** start ENTRIES SUPPLIED **
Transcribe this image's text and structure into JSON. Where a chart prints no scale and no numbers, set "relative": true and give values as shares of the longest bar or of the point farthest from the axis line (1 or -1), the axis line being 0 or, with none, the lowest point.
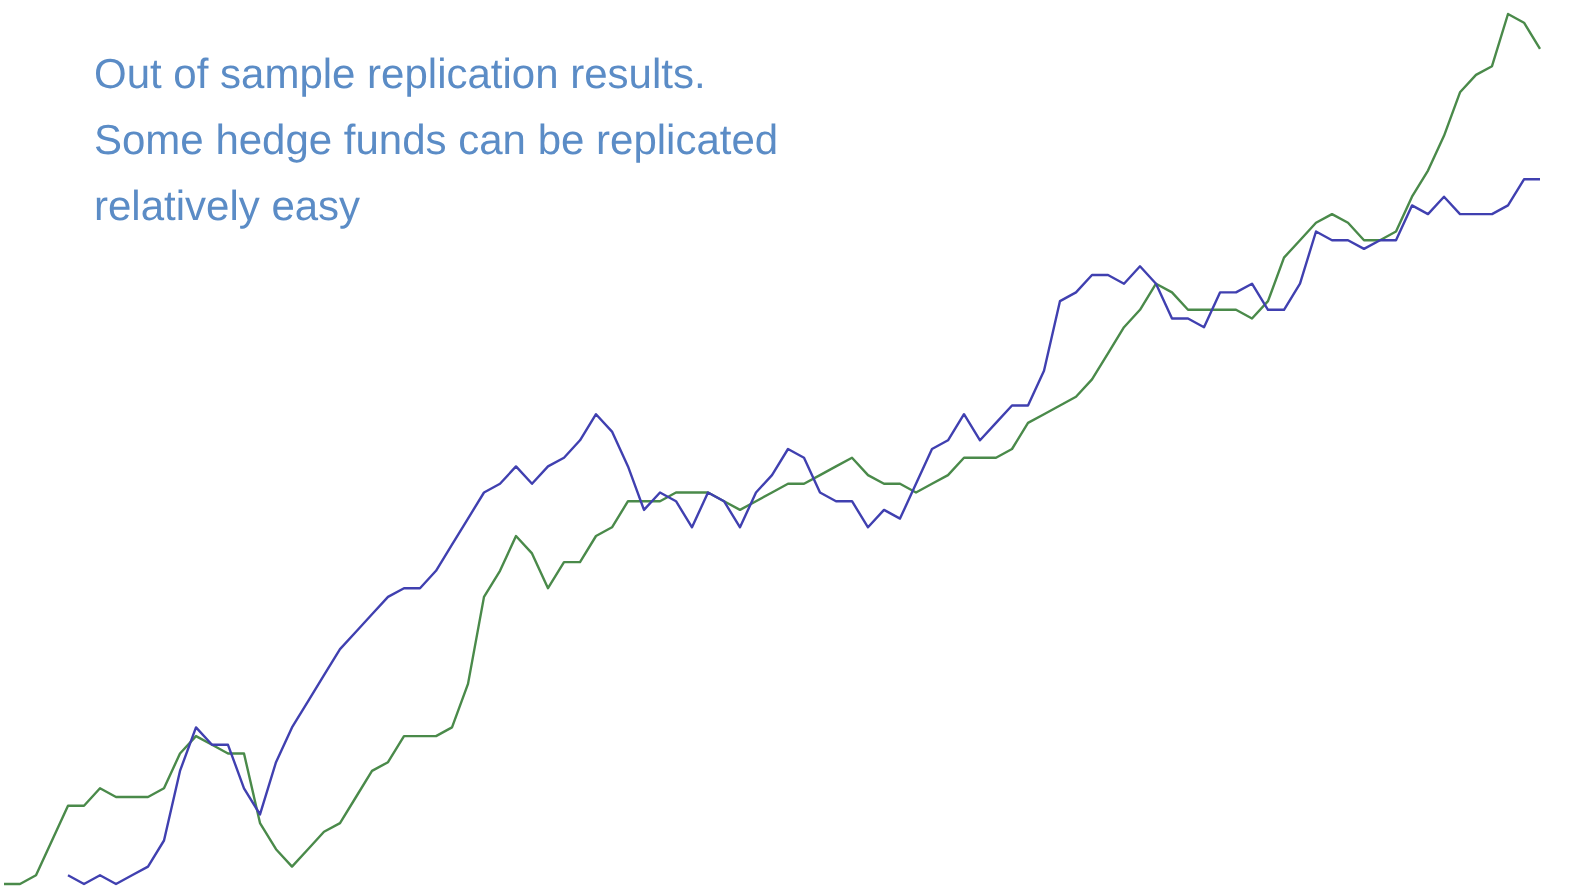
{
  "chart_data": {
    "type": "line",
    "relative": true,
    "categories": [
      null,
      null,
      null,
      null,
      null,
      null,
      null,
      null,
      null,
      null,
      null,
      null,
      null,
      null,
      null,
      null,
      null,
      null,
      null,
      null,
      null,
      null,
      null,
      null,
      null,
      null,
      null,
      null,
      null,
      null,
      null,
      null,
      null,
      null,
      null,
      null,
      null,
      null,
      null,
      null,
      null,
      null,
      null,
      null,
      null,
      null,
      null,
      null,
      null,
      null,
      null,
      null,
      null,
      null,
      null,
      null,
      null,
      null,
      null,
      null,
      null,
      null,
      null,
      null,
      null,
      null,
      null,
      null,
      null,
      null,
      null,
      null,
      null,
      null,
      null,
      null,
      null,
      null,
      null,
      null,
      null,
      null,
      null,
      null,
      null,
      null,
      null,
      null,
      null,
      null,
      null,
      null,
      null,
      null,
      null,
      null,
      null
    ],
    "series": [
      {
        "color": "#4a8a4a",
        "values": [
          0,
          0,
          0.01,
          0.05,
          0.09,
          0.09,
          0.11,
          0.1,
          0.1,
          0.1,
          0.11,
          0.15,
          0.17,
          0.16,
          0.15,
          0.15,
          0.07,
          0.04,
          0.02,
          0.04,
          0.06,
          0.07,
          0.1,
          0.13,
          0.14,
          0.17,
          0.17,
          0.17,
          0.18,
          0.23,
          0.33,
          0.36,
          0.4,
          0.38,
          0.34,
          0.37,
          0.37,
          0.4,
          0.41,
          0.44,
          0.44,
          0.44,
          0.45,
          0.45,
          0.45,
          0.44,
          0.43,
          0.44,
          0.45,
          0.46,
          0.46,
          0.47,
          0.48,
          0.49,
          0.47,
          0.46,
          0.46,
          0.45,
          0.46,
          0.47,
          0.49,
          0.49,
          0.49,
          0.5,
          0.53,
          0.54,
          0.55,
          0.56,
          0.58,
          0.61,
          0.64,
          0.66,
          0.69,
          0.68,
          0.66,
          0.66,
          0.66,
          0.66,
          0.65,
          0.67,
          0.72,
          0.74,
          0.76,
          0.77,
          0.76,
          0.74,
          0.74,
          0.75,
          0.79,
          0.82,
          0.86,
          0.91,
          0.93,
          0.94,
          1,
          0.99,
          0.96
        ]
      },
      {
        "color": "#4040b0",
        "values": [
          null,
          null,
          null,
          null,
          0.01,
          0,
          0.01,
          0,
          0.01,
          0.02,
          0.05,
          0.13,
          0.18,
          0.16,
          0.16,
          0.11,
          0.08,
          0.14,
          0.18,
          0.21,
          0.24,
          0.27,
          0.29,
          0.31,
          0.33,
          0.34,
          0.34,
          0.36,
          0.39,
          0.42,
          0.45,
          0.46,
          0.48,
          0.46,
          0.48,
          0.49,
          0.51,
          0.54,
          0.52,
          0.48,
          0.43,
          0.45,
          0.44,
          0.41,
          0.45,
          0.44,
          0.41,
          0.45,
          0.47,
          0.5,
          0.49,
          0.45,
          0.44,
          0.44,
          0.41,
          0.43,
          0.42,
          0.46,
          0.5,
          0.51,
          0.54,
          0.51,
          0.53,
          0.55,
          0.55,
          0.59,
          0.67,
          0.68,
          0.7,
          0.7,
          0.69,
          0.71,
          0.69,
          0.65,
          0.65,
          0.64,
          0.68,
          0.68,
          0.69,
          0.66,
          0.66,
          0.69,
          0.75,
          0.74,
          0.74,
          0.73,
          0.74,
          0.74,
          0.78,
          0.77,
          0.79,
          0.77,
          0.77,
          0.77,
          0.78,
          0.81,
          0.81
        ]
      }
    ],
    "annotations": [
      "Out of sample replication results.",
      "Some hedge funds can be replicated",
      "relatively easy"
    ]
  }
}
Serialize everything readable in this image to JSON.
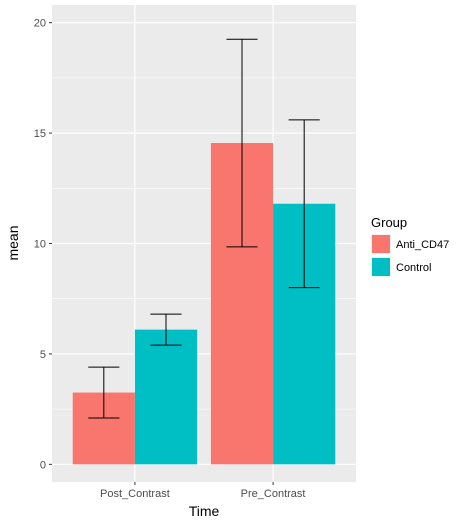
{
  "chart_data": {
    "type": "bar",
    "xlabel": "Time",
    "ylabel": "mean",
    "ylim": [
      -0.8,
      20.8
    ],
    "yticks": [
      0,
      5,
      10,
      15,
      20
    ],
    "grid": true,
    "legend_position": "right",
    "legend_title": "Group",
    "categories": [
      "Post_Contrast",
      "Pre_Contrast"
    ],
    "series": [
      {
        "name": "Anti_CD47",
        "color": "#F8766D",
        "values": [
          3.25,
          14.55
        ],
        "error_low": [
          2.1,
          9.85
        ],
        "error_high": [
          4.4,
          19.25
        ]
      },
      {
        "name": "Control",
        "color": "#00BFC4",
        "values": [
          6.1,
          11.8
        ],
        "error_low": [
          5.4,
          8.0
        ],
        "error_high": [
          6.8,
          15.6
        ]
      }
    ]
  }
}
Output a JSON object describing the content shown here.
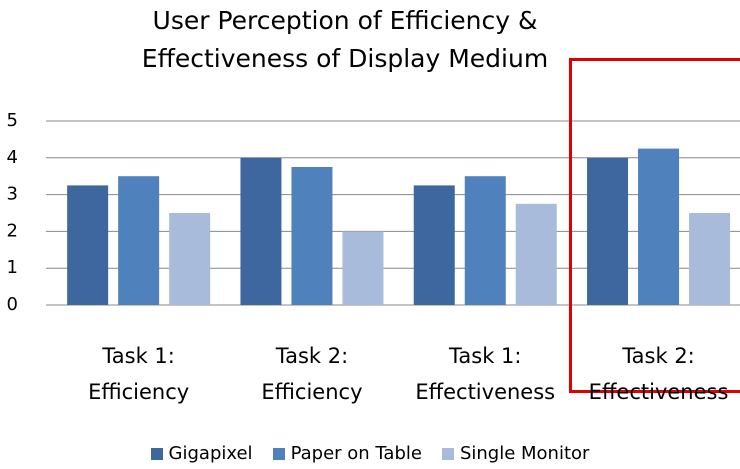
{
  "chart_data": {
    "type": "bar",
    "title": "User Perception of Efficiency & Effectiveness of Display Medium",
    "categories": [
      "Task 1:\nEfficiency",
      "Task 2:\nEfficiency",
      "Task 1:\nEffectiveness",
      "Task 2:\nEffectiveness"
    ],
    "series": [
      {
        "name": "Gigapixel",
        "color": "#3d679e",
        "values": [
          3.25,
          4,
          3.25,
          4
        ]
      },
      {
        "name": "Paper on Table",
        "color": "#4f81bd",
        "values": [
          3.5,
          3.75,
          3.5,
          4.25
        ]
      },
      {
        "name": "Single Monitor",
        "color": "#a8bbda",
        "values": [
          2.5,
          2,
          2.75,
          2.5
        ]
      }
    ],
    "ylim": [
      0,
      5
    ],
    "yticks": [
      0,
      1,
      2,
      3,
      4,
      5
    ],
    "grid": true,
    "legend": "bottom"
  }
}
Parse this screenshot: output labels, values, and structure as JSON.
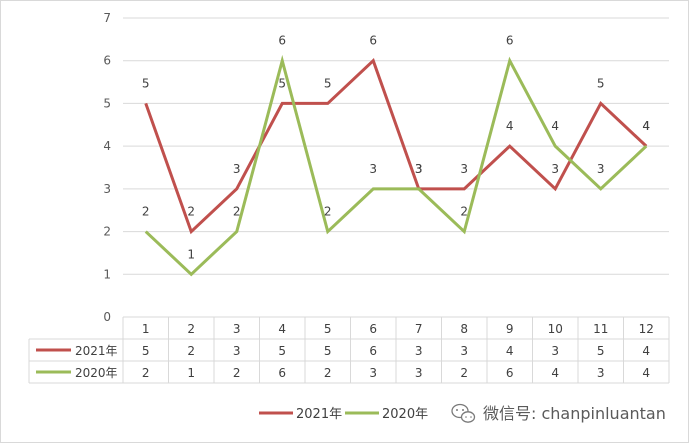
{
  "chart_data": {
    "type": "line",
    "categories": [
      "1",
      "2",
      "3",
      "4",
      "5",
      "6",
      "7",
      "8",
      "9",
      "10",
      "11",
      "12"
    ],
    "series": [
      {
        "name": "2021年",
        "color": "#c0504d",
        "values": [
          5,
          2,
          3,
          5,
          5,
          6,
          3,
          3,
          4,
          3,
          5,
          4
        ]
      },
      {
        "name": "2020年",
        "color": "#9bbb59",
        "values": [
          2,
          1,
          2,
          6,
          2,
          3,
          3,
          2,
          6,
          4,
          3,
          4
        ]
      }
    ],
    "y_ticks": [
      "0",
      "1",
      "2",
      "3",
      "4",
      "5",
      "6",
      "7"
    ],
    "ylim": [
      0,
      7
    ],
    "grid": true,
    "data_table": true,
    "legend_position": "bottom"
  },
  "watermark": {
    "icon": "wechat-icon",
    "text": "微信号: chanpinluantan"
  }
}
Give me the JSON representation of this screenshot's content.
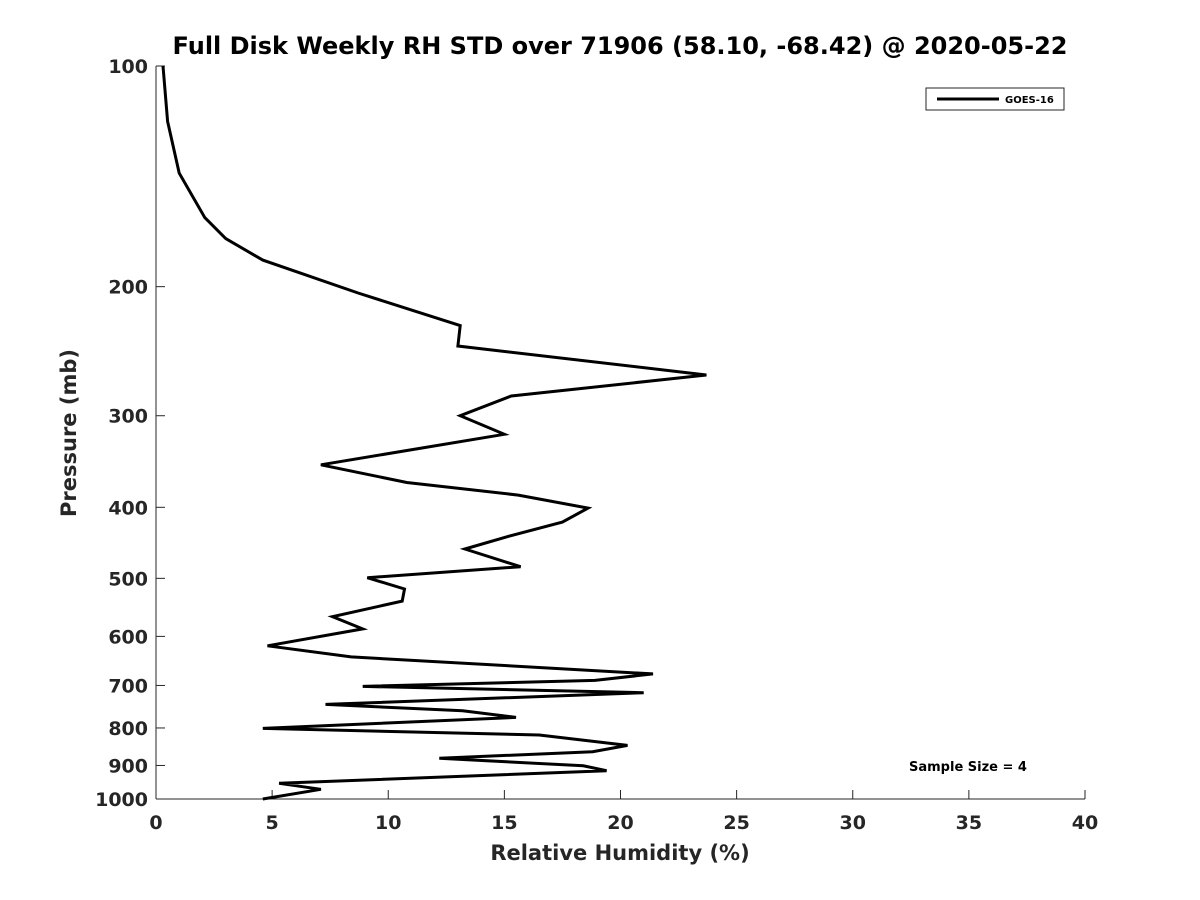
** end ENTRIES SUPPLIED **
**STATED TASK**
Omit the pictures. Transcribe every record exactly.

**OUTPUT OF THE TASK**
Transcribe this image's text and structure into JSON. Where a chart prints no scale and no numbers, set "relative": true and give values as shares of the longest bar or of the point farthest from the axis line (1 or -1), the axis line being 0 or, with none, the lowest point.
{
  "chart_data": {
    "type": "line",
    "relative": true,
    "categories": [
      null,
      null,
      null,
      null,
      null,
      null,
      null,
      null,
      null,
      null,
      null,
      null,
      null,
      null,
      null,
      null,
      null,
      null,
      null,
      null,
      null,
      null,
      null,
      null,
      null,
      null,
      null,
      null,
      null,
      null,
      null,
      null,
      null,
      null,
      null,
      null,
      null,
      null,
      null,
      null,
      null,
      null,
      null,
      null,
      null,
      null,
      null,
      null,
      null,
      null,
      null,
      null,
      null,
      null,
      null,
      null,
      null,
      null,
      null,
      null,
      null,
      null,
      null,
      null,
      null,
      null,
      null,
      null,
      null,
      null,
      null,
      null,
      null,
      null,
      null,
      null,
      null,
      null,
      null,
      null,
      null,
      null,
      null,
      null,
      null,
      null,
      null,
      null,
      null,
      null,
      null,
      null,
      null,
      null,
      null,
      null,
      null
    ],
    "series": [
      {
        "color": "#4a8a4a",
        "values": [
          0,
          0,
          0.01,
          0.05,
          0.09,
          0.09,
          0.11,
          0.1,
          0.1,
          0.1,
          0.11,
          0.15,
          0.17,
          0.16,
          0.15,
          0.15,
          0.07,
          0.04,
          0.02,
          0.04,
          0.06,
          0.07,
          0.1,
          0.13,
          0.14,
          0.17,
          0.17,
          0.17,
          0.18,
          0.23,
          0.33,
          0.36,
          0.4,
          0.38,
          0.34,
          0.37,
          0.37,
          0.4,
          0.41,
          0.44,
          0.44,
          0.44,
          0.45,
          0.45,
          0.45,
          0.44,
          0.43,
          0.44,
          0.45,
          0.46,
          0.46,
          0.47,
          0.48,
          0.49,
          0.47,
          0.46,
          0.46,
          0.45,
          0.46,
          0.47,
          0.49,
          0.49,
          0.49,
          0.5,
          0.53,
          0.54,
          0.55,
          0.56,
          0.58,
          0.61,
          0.64,
          0.66,
          0.69,
          0.68,
          0.66,
          0.66,
          0.66,
          0.66,
          0.65,
          0.67,
          0.72,
          0.74,
          0.76,
          0.77,
          0.76,
          0.74,
          0.74,
          0.75,
          0.79,
          0.82,
          0.86,
          0.91,
          0.93,
          0.94,
          1,
          0.99,
          0.96
        ]
      },
      {
        "color": "#4040b0",
        "values": [
          null,
          null,
          null,
          null,
          0.01,
          0,
          0.01,
          0,
          0.01,
          0.02,
          0.05,
          0.13,
          0.18,
          0.16,
          0.16,
          0.11,
          0.08,
          0.14,
          0.18,
          0.21,
          0.24,
          0.27,
          0.29,
          0.31,
          0.33,
          0.34,
          0.34,
          0.36,
          0.39,
          0.42,
          0.45,
          0.46,
          0.48,
          0.46,
          0.48,
          0.49,
          0.51,
          0.54,
          0.52,
          0.48,
          0.43,
          0.45,
          0.44,
          0.41,
          0.45,
          0.44,
          0.41,
          0.45,
          0.47,
          0.5,
          0.49,
          0.45,
          0.44,
          0.44,
          0.41,
          0.43,
          0.42,
          0.46,
          0.5,
          0.51,
          0.54,
          0.51,
          0.53,
          0.55,
          0.55,
          0.59,
          0.67,
          0.68,
          0.7,
          0.7,
          0.69,
          0.71,
          0.69,
          0.65,
          0.65,
          0.64,
          0.68,
          0.68,
          0.69,
          0.66,
          0.66,
          0.69,
          0.75,
          0.74,
          0.74,
          0.73,
          0.74,
          0.74,
          0.78,
          0.77,
          0.79,
          0.77,
          0.77,
          0.77,
          0.78,
          0.81,
          0.81
        ]
      }
    ],
    "annotations": [
      "Out of sample replication results.",
      "Some hedge funds can be replicated",
      "relatively easy"
    ]
  }
}
Serialize everything readable in this image to JSON.
{
  "chart_data": {
    "type": "bar",
    "xlabel": "Time",
    "ylabel": "mean",
    "ylim": [
      -0.8,
      20.8
    ],
    "yticks": [
      0,
      5,
      10,
      15,
      20
    ],
    "grid": true,
    "legend_position": "right",
    "legend_title": "Group",
    "categories": [
      "Post_Contrast",
      "Pre_Contrast"
    ],
    "series": [
      {
        "name": "Anti_CD47",
        "color": "#F8766D",
        "values": [
          3.25,
          14.55
        ],
        "error_low": [
          2.1,
          9.85
        ],
        "error_high": [
          4.4,
          19.25
        ]
      },
      {
        "name": "Control",
        "color": "#00BFC4",
        "values": [
          6.1,
          11.8
        ],
        "error_low": [
          5.4,
          8.0
        ],
        "error_high": [
          6.8,
          15.6
        ]
      }
    ]
  }
}
Output a JSON object describing the content shown here.
{
  "chart_data": {
    "type": "bar",
    "title": "User Perception of Efficiency & Effectiveness of Display Medium",
    "categories": [
      "Task 1:\nEfficiency",
      "Task 2:\nEfficiency",
      "Task 1:\nEffectiveness",
      "Task 2:\nEffectiveness"
    ],
    "series": [
      {
        "name": "Gigapixel",
        "color": "#3d679e",
        "values": [
          3.25,
          4,
          3.25,
          4
        ]
      },
      {
        "name": "Paper on Table",
        "color": "#4f81bd",
        "values": [
          3.5,
          3.75,
          3.5,
          4.25
        ]
      },
      {
        "name": "Single Monitor",
        "color": "#a8bbda",
        "values": [
          2.5,
          2,
          2.75,
          2.5
        ]
      }
    ],
    "ylim": [
      0,
      5
    ],
    "yticks": [
      0,
      1,
      2,
      3,
      4,
      5
    ],
    "grid": true,
    "legend": "bottom"
  }
}
Parse this screenshot: output labels, values, and structure as JSON.
{
  "chart_data": {
    "type": "line",
    "categories": [
      "1",
      "2",
      "3",
      "4",
      "5",
      "6",
      "7",
      "8",
      "9",
      "10",
      "11",
      "12"
    ],
    "series": [
      {
        "name": "2021年",
        "color": "#c0504d",
        "values": [
          5,
          2,
          3,
          5,
          5,
          6,
          3,
          3,
          4,
          3,
          5,
          4
        ]
      },
      {
        "name": "2020年",
        "color": "#9bbb59",
        "values": [
          2,
          1,
          2,
          6,
          2,
          3,
          3,
          2,
          6,
          4,
          3,
          4
        ]
      }
    ],
    "y_ticks": [
      "0",
      "1",
      "2",
      "3",
      "4",
      "5",
      "6",
      "7"
    ],
    "ylim": [
      0,
      7
    ],
    "grid": true,
    "data_table": true,
    "legend_position": "bottom"
  },
  "watermark": {
    "icon": "wechat-icon",
    "text": "微信号: chanpinluantan"
  }
}
Give me the JSON representation of this screenshot's content.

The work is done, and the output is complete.